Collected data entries
▬▬▬▬▬▬

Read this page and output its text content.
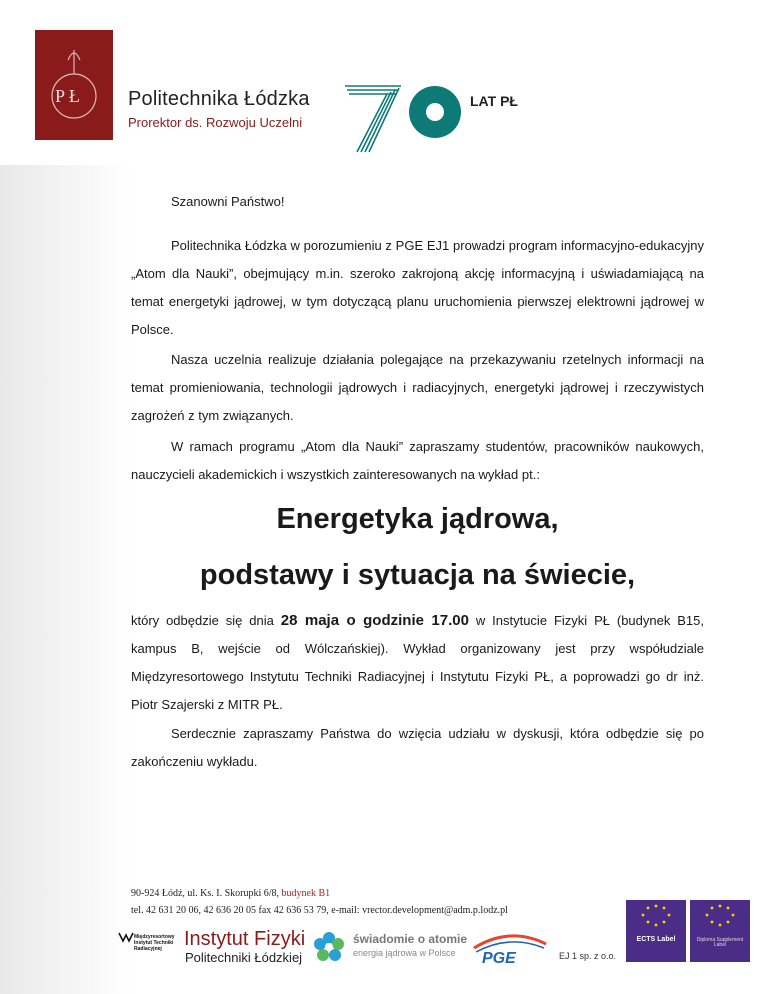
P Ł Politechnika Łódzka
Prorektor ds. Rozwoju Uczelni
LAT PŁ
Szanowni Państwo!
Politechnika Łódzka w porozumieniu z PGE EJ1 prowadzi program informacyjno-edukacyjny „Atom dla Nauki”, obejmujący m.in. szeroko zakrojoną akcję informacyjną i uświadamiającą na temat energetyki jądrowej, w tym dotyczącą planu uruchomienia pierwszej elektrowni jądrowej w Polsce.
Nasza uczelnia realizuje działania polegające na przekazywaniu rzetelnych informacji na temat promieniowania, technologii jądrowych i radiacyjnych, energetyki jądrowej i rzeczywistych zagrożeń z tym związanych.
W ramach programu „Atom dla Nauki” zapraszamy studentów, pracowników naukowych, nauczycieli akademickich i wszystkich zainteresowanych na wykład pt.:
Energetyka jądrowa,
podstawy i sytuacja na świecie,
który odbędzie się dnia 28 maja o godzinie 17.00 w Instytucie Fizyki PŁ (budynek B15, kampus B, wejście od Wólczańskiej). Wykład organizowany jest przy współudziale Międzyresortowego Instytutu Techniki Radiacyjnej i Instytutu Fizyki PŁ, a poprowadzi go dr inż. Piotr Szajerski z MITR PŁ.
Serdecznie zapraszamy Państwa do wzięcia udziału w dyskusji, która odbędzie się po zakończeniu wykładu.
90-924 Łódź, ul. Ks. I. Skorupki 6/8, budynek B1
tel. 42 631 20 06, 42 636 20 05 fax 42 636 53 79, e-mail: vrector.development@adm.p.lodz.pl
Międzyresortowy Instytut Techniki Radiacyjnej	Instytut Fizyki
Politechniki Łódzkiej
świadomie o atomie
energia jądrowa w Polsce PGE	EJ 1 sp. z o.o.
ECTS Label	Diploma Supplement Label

▬▬▬▬▬▬

Given instruction: Using the records above, copy every line that has the word "Politechnika" in it.

Solution to the problem:
P Ł Politechnika Łódzka
Politechnika Łódzka w porozumieniu z PGE EJ1 prowadzi program informacyjno-edukacyjny „Atom dla Nauki”, obejmujący m.in. szeroko zakrojoną akcję informacyjną i uświadamiającą na temat energetyki jądrowej, w tym dotyczącą planu uruchomienia pierwszej elektrowni jądrowej w Polsce.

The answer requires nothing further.